(Data listing)
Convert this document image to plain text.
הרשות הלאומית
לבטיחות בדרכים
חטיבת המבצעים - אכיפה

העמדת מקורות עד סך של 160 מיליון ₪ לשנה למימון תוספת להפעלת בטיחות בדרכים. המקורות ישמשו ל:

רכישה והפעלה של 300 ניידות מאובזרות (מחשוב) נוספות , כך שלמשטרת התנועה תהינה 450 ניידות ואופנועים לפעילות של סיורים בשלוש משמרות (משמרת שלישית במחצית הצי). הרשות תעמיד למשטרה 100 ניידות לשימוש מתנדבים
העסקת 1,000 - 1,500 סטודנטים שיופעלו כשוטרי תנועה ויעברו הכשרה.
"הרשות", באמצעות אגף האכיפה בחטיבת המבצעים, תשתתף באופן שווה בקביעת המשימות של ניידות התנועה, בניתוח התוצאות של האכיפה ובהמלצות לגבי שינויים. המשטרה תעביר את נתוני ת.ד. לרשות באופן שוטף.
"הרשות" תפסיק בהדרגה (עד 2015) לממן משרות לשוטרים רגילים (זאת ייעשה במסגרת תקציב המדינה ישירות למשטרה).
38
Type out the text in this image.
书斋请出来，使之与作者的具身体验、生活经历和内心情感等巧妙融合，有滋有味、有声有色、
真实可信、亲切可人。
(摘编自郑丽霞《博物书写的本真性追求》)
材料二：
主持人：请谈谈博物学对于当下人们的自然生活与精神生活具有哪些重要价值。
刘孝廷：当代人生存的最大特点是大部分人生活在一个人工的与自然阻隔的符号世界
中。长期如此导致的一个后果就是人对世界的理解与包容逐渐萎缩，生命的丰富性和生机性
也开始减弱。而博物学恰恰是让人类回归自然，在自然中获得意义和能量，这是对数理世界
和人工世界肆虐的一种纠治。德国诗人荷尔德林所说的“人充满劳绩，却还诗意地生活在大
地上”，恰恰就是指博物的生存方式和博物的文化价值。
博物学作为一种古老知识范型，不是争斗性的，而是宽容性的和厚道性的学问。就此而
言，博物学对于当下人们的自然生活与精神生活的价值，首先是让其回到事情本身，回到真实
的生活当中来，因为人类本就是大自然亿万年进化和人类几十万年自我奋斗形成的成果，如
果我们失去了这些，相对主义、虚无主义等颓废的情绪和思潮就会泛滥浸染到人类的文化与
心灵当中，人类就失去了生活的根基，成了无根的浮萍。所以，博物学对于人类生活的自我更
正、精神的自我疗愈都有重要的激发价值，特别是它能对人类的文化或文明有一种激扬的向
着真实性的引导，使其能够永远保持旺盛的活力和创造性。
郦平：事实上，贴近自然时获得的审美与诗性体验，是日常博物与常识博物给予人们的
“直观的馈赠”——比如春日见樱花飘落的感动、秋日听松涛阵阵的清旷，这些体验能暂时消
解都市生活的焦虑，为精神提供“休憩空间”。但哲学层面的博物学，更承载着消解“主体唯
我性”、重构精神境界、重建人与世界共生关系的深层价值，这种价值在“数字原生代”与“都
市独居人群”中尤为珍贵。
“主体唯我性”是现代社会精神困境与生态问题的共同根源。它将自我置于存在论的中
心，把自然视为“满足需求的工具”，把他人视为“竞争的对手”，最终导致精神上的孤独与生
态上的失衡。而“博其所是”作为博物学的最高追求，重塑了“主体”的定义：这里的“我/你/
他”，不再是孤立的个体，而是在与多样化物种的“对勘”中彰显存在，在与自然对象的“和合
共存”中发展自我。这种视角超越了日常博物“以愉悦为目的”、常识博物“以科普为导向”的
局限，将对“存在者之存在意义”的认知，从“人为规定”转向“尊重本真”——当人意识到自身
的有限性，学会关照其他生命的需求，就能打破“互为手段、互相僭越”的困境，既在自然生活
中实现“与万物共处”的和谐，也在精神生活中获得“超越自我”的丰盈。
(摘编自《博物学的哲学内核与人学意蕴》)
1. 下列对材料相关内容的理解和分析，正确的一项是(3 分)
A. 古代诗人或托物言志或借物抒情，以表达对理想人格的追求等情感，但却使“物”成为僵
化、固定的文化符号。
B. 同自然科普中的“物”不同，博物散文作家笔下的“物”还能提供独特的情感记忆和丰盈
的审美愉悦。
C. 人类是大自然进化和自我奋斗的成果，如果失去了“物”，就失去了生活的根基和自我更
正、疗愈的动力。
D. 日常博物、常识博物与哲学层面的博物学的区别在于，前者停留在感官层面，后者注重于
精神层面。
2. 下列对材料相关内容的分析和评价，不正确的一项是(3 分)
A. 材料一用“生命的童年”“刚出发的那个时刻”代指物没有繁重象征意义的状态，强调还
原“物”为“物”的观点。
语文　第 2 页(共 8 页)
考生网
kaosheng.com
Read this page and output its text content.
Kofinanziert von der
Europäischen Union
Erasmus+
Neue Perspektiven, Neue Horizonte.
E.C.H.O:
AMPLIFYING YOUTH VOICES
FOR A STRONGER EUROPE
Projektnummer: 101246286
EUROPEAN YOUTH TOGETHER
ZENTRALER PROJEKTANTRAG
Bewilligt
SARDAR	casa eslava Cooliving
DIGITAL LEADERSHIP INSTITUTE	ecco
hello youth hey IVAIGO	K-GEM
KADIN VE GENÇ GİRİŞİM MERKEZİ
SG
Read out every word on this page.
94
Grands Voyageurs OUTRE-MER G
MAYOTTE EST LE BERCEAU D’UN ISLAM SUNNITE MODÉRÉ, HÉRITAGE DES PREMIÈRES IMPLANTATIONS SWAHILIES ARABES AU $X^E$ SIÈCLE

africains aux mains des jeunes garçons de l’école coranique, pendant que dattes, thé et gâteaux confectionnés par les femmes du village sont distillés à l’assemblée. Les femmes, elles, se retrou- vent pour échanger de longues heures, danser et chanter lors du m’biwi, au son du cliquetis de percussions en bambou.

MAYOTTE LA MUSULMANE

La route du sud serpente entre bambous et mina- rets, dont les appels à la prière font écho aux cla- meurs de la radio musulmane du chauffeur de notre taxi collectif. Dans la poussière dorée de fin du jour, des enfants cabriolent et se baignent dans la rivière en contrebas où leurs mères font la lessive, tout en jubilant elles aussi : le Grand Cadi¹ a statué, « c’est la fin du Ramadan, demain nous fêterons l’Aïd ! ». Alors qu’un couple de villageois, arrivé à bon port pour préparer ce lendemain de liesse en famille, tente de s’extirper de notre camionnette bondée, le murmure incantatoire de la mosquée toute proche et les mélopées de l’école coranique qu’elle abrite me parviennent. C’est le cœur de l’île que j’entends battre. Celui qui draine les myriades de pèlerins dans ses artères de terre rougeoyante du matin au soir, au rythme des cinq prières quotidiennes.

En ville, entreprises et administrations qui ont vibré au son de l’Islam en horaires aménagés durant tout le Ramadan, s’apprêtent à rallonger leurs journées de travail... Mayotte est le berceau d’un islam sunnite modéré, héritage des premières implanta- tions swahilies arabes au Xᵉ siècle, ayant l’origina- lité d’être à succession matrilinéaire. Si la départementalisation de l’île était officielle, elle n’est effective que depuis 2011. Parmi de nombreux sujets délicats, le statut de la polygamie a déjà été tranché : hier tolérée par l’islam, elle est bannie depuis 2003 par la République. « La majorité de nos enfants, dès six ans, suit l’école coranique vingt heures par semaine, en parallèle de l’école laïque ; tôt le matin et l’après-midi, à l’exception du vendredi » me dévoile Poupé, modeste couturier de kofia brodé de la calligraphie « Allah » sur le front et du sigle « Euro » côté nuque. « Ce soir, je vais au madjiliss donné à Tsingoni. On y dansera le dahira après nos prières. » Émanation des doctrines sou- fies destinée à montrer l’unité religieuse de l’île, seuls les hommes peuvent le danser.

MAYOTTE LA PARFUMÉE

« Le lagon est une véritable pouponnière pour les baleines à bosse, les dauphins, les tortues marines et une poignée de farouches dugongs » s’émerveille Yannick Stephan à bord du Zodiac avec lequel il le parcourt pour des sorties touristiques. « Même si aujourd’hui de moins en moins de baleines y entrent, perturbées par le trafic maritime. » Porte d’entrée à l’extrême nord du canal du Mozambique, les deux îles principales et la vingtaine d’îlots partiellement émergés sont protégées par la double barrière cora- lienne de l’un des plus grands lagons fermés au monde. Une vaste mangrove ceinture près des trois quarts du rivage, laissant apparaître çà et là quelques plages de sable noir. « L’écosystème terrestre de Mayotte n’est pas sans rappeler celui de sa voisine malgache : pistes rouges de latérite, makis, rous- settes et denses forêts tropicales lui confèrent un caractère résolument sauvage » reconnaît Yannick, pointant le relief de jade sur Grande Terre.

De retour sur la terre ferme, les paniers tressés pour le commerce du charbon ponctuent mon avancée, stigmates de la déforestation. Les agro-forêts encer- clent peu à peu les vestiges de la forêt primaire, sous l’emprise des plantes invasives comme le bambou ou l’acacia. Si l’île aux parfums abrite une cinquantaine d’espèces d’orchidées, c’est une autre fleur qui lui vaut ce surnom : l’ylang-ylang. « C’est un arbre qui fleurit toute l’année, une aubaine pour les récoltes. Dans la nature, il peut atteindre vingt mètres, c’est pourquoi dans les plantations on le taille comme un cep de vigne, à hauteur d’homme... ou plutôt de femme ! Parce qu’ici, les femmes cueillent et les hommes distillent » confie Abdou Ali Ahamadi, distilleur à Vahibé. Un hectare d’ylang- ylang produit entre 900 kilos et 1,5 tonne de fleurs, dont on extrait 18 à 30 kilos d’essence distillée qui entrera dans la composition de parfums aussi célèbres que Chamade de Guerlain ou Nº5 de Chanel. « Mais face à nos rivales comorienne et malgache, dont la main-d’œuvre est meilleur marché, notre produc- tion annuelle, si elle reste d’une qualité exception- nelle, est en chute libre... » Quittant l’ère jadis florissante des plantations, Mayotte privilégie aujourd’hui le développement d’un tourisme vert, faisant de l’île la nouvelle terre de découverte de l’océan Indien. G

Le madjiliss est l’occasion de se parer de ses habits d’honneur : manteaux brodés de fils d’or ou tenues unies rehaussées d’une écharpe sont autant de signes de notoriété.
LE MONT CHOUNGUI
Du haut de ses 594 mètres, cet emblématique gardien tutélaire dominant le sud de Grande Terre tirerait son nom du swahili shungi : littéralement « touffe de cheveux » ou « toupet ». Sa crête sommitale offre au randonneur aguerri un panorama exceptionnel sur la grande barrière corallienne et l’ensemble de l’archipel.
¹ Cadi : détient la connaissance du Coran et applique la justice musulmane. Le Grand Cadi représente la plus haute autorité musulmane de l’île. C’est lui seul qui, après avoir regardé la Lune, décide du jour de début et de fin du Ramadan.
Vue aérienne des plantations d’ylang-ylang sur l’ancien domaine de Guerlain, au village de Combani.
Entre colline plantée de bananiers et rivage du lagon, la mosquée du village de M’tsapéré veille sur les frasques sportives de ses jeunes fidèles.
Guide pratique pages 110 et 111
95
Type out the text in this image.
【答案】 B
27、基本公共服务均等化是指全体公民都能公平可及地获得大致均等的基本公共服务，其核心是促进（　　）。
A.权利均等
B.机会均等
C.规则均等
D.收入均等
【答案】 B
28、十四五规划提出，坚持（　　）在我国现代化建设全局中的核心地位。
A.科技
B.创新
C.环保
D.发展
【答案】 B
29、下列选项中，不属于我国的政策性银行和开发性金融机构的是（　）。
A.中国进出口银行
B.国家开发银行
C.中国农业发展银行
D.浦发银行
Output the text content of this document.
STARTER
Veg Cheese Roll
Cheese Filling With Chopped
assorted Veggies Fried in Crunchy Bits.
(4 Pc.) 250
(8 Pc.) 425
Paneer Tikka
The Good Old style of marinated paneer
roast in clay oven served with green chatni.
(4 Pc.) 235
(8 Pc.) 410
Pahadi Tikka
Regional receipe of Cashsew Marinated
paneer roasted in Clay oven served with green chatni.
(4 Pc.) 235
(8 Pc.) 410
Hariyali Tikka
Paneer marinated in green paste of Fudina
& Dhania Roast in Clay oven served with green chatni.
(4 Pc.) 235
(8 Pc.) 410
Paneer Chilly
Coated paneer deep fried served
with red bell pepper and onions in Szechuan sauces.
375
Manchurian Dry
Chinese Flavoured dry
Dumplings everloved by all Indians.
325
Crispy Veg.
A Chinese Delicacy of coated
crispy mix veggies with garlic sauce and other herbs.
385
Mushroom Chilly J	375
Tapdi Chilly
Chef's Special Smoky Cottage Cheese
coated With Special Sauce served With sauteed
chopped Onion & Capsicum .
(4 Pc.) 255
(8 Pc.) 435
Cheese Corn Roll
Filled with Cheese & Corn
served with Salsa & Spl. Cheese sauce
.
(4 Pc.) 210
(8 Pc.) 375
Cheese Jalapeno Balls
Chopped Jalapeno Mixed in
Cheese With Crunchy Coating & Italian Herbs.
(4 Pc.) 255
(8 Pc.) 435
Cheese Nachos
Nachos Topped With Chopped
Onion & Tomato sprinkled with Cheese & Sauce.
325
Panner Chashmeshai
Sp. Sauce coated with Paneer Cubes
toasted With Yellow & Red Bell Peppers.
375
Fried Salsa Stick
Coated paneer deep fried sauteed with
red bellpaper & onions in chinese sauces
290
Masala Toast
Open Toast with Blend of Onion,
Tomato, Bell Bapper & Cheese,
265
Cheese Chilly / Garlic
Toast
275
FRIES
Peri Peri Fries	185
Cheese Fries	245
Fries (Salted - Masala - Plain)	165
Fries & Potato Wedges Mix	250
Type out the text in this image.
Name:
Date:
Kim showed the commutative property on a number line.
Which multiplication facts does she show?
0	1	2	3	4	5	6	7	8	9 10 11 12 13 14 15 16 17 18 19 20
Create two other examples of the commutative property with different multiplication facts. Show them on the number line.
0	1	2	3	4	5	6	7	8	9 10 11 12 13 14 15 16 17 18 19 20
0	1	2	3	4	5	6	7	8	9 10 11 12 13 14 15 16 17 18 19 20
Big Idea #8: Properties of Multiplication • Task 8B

### WHAT TO DO:
Which lines of the data above contain "commutative"? Copy each one.

### OUTPUT FOR THIS TASK:
Kim showed the commutative property on a number line.
Create two other examples of the commutative property with different multiplication facts. Show them on the number line.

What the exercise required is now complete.